**THE PROBLEM**. Pictures in the records should not be copied, but every other part must be repeated exactly.

Dataset rows:

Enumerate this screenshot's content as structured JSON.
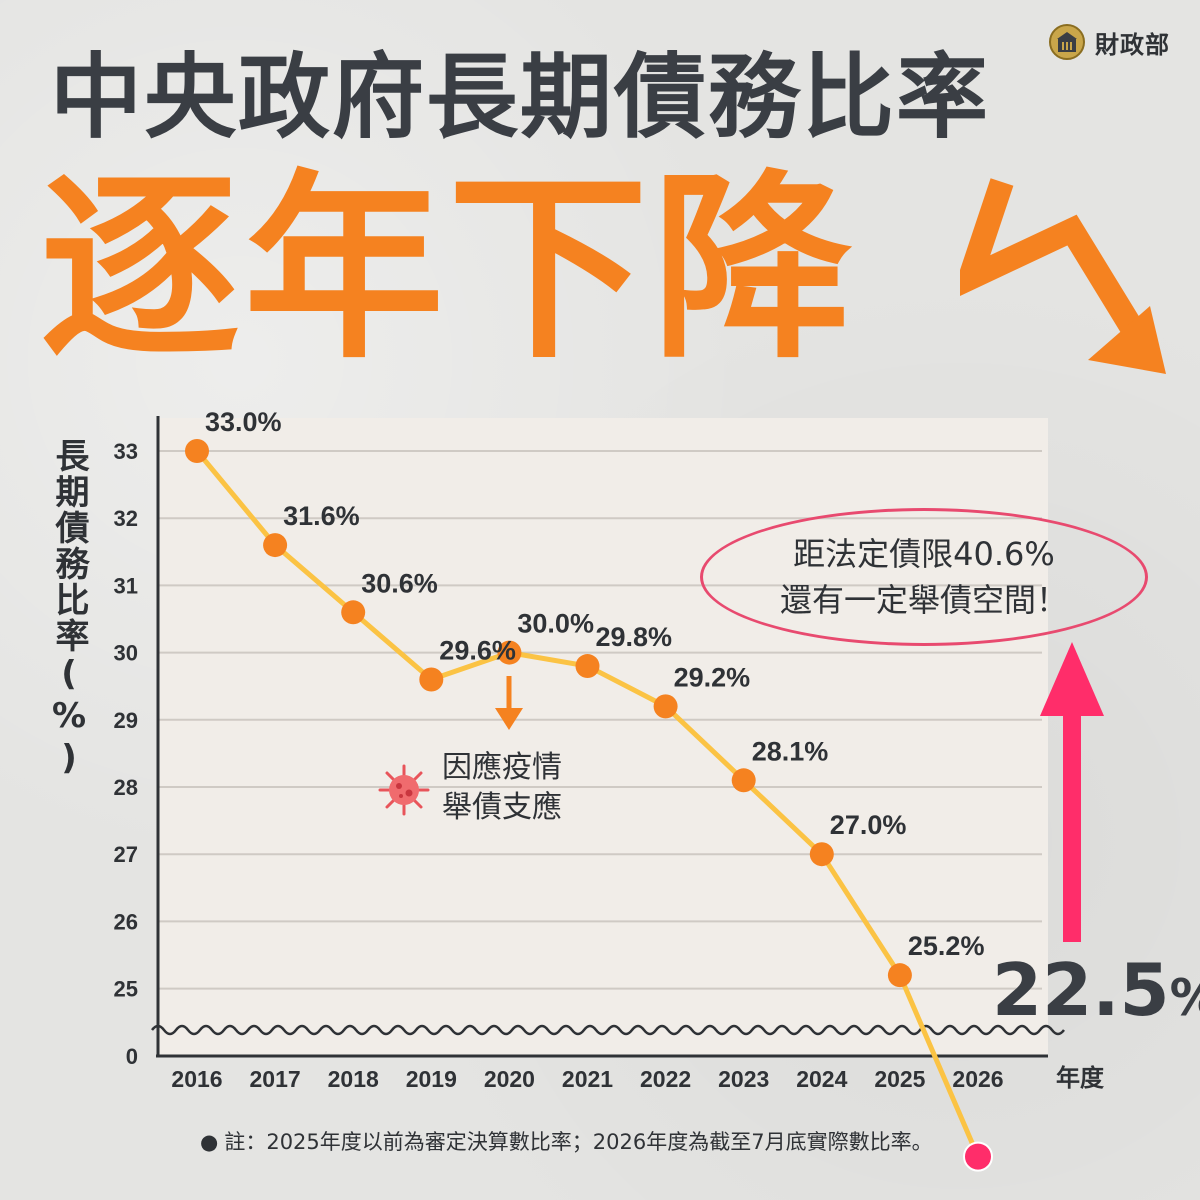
{
  "logo": {
    "name": "財政部"
  },
  "title": {
    "line1": "中央政府長期債務比率",
    "line2": "逐年下降"
  },
  "colors": {
    "accent": "#f58220",
    "line": "#fbc344",
    "highlight": "#ff2d6a",
    "text": "#3a3e44"
  },
  "annotations": {
    "covid_line1": "因應疫情",
    "covid_line2": "舉債支應",
    "callout_line1": "距法定債限40.6%",
    "callout_line2": "還有一定舉債空間！",
    "latest_value_number": "22.5",
    "latest_value_unit": "%"
  },
  "footnote": {
    "bullet": "●",
    "text": "註：2025年度以前為審定決算數比率；2026年度為截至7月底實際數比率。"
  },
  "chart_data": {
    "type": "line",
    "ylabel": "長期債務比率(%)",
    "xlabel": "年度",
    "categories": [
      "2016",
      "2017",
      "2018",
      "2019",
      "2020",
      "2021",
      "2022",
      "2023",
      "2024",
      "2025",
      "2026"
    ],
    "values": [
      33.0,
      31.6,
      30.6,
      29.6,
      30.0,
      29.8,
      29.2,
      28.1,
      27.0,
      25.2,
      22.5
    ],
    "data_labels": [
      "33.0%",
      "31.6%",
      "30.6%",
      "29.6%",
      "30.0%",
      "29.8%",
      "29.2%",
      "28.1%",
      "27.0%",
      "25.2%",
      ""
    ],
    "yticks": [
      "33",
      "32",
      "31",
      "30",
      "29",
      "28",
      "27",
      "26",
      "25",
      "0"
    ],
    "ylim": [
      24,
      33.7
    ],
    "y_axis_break": true,
    "grid": true,
    "legend": "none"
  }
}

**TASK ANSWER**.
Enumerate this screenshot's content as structured JSON.
{
  "logo": {
    "name": "財政部"
  },
  "title": {
    "line1": "中央政府長期債務比率",
    "line2": "逐年下降"
  },
  "colors": {
    "accent": "#f58220",
    "line": "#fbc344",
    "highlight": "#ff2d6a",
    "text": "#3a3e44"
  },
  "annotations": {
    "covid_line1": "因應疫情",
    "covid_line2": "舉債支應",
    "callout_line1": "距法定債限40.6%",
    "callout_line2": "還有一定舉債空間！",
    "latest_value_number": "22.5",
    "latest_value_unit": "%"
  },
  "footnote": {
    "bullet": "●",
    "text": "註：2025年度以前為審定決算數比率；2026年度為截至7月底實際數比率。"
  },
  "chart_data": {
    "type": "line",
    "ylabel": "長期債務比率(%)",
    "xlabel": "年度",
    "categories": [
      "2016",
      "2017",
      "2018",
      "2019",
      "2020",
      "2021",
      "2022",
      "2023",
      "2024",
      "2025",
      "2026"
    ],
    "values": [
      33.0,
      31.6,
      30.6,
      29.6,
      30.0,
      29.8,
      29.2,
      28.1,
      27.0,
      25.2,
      22.5
    ],
    "data_labels": [
      "33.0%",
      "31.6%",
      "30.6%",
      "29.6%",
      "30.0%",
      "29.8%",
      "29.2%",
      "28.1%",
      "27.0%",
      "25.2%",
      ""
    ],
    "yticks": [
      "33",
      "32",
      "31",
      "30",
      "29",
      "28",
      "27",
      "26",
      "25",
      "0"
    ],
    "ylim": [
      24,
      33.7
    ],
    "y_axis_break": true,
    "grid": true,
    "legend": "none"
  }
}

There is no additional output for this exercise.